Relatório da PF aponta Davi Alcolumbre como provável alvo estratégico em investigação
Documento da Polícia Federal indica que o presidente do Senado é um possível alvo nas investigações sobre o caso Master
Por Redação Diário Local
Um relatório da Polícia Federal (PF) aponta que o presidente do Senado, Davi Alcolumbre (União Brasil-AP), é um “provável alvo estratégico” das investigações sobre o caso Master. O documento foi utilizado nesta quinta-feira (3) pelo ministro do Supremo Tribunal Federal (STF) Alexandre de Moraes para fundamentar uma queixa contra o ministro André Mendonça.
Segundo a PF, a classificação de Alcolumbre como alvo decorre de sua força política e do controle que exerce sobre a pauta do Senado Federal. Esse poder é considerado estratégico, principalmente no que diz respeito ao processamento de pedidos de impeachment de ministros do STF.

*Material fornecido*.
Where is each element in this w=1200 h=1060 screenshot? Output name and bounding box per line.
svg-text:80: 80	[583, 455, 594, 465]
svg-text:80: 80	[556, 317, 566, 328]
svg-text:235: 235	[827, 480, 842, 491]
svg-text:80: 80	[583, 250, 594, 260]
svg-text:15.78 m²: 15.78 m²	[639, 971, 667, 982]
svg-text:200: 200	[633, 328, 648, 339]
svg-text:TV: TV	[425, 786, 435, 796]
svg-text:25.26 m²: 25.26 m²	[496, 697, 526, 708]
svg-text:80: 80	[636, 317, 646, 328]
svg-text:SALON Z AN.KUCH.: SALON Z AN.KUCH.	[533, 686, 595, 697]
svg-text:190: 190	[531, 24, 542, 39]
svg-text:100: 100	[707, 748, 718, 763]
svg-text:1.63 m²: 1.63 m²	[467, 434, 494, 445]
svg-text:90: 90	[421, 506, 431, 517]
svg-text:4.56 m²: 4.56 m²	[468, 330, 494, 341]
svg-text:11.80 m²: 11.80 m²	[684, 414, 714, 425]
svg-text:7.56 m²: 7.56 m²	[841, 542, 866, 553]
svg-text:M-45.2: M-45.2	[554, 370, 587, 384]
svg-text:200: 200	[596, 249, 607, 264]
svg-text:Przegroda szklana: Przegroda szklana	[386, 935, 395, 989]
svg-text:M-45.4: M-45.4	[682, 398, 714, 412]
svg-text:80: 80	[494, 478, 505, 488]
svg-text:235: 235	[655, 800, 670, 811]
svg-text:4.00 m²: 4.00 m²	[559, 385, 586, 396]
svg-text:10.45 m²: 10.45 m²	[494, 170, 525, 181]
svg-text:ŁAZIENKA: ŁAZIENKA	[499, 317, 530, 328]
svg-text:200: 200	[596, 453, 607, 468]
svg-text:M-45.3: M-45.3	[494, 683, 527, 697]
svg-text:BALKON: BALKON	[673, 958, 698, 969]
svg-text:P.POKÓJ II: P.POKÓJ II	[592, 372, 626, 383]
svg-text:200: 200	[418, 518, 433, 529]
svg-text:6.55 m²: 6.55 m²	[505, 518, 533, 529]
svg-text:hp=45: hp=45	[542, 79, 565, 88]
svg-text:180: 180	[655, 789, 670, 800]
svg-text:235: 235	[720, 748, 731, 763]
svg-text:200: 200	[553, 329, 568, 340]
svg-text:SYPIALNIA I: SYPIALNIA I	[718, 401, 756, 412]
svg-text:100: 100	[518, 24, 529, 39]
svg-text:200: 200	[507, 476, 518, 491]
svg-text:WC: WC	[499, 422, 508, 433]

*Objetivo do exercício*. Prossiga a notícia sobre o relatório da PF que aponta Davi Alcolumbre como provável alvo estratégico, a partir da última frase apresentada.

*Resposta ao problema*.
A queixa de Moraes, apresentada ao presidente do Tribunal, Luiz Edson Fachin, sustenta que Mendonça teria cometido indícios de improbidade administrativa, crime de responsabilidade e abuso de autoridade. Em resposta, Fachin determinou que Mendonça, Moraes, o procurador-geral da República e Andrei Rodrigues se manifestem em cinco dias.
O relatório da PF indica que Mendonça teria o objetivo de ampliar sua influência no STF para favorecer as visões de mundo de seu grupo político. Para a investigação, o documento trabalha com uma hipótese de inteligência de que o presidente do União Brasil, Antônio Rueda, poderia servir como uma "rota de acesso" do ministro ao senador Alcolumbre.
A hipótese relaciona-se à resistência que Alcolumbre demonstrou contra a indicação de Mendonça ao Supremo durante o governo de Jair Bolsonaro (PL). Na ocasião, o senador foi considerado um "grande empecilho" ao processo de nomeação. No entanto, a PF ressalta que o documento trata de uma hipótese e não afirma ter comprovado uso de investigações sobre Rueda para atingir o senador.
Como atua a investigação?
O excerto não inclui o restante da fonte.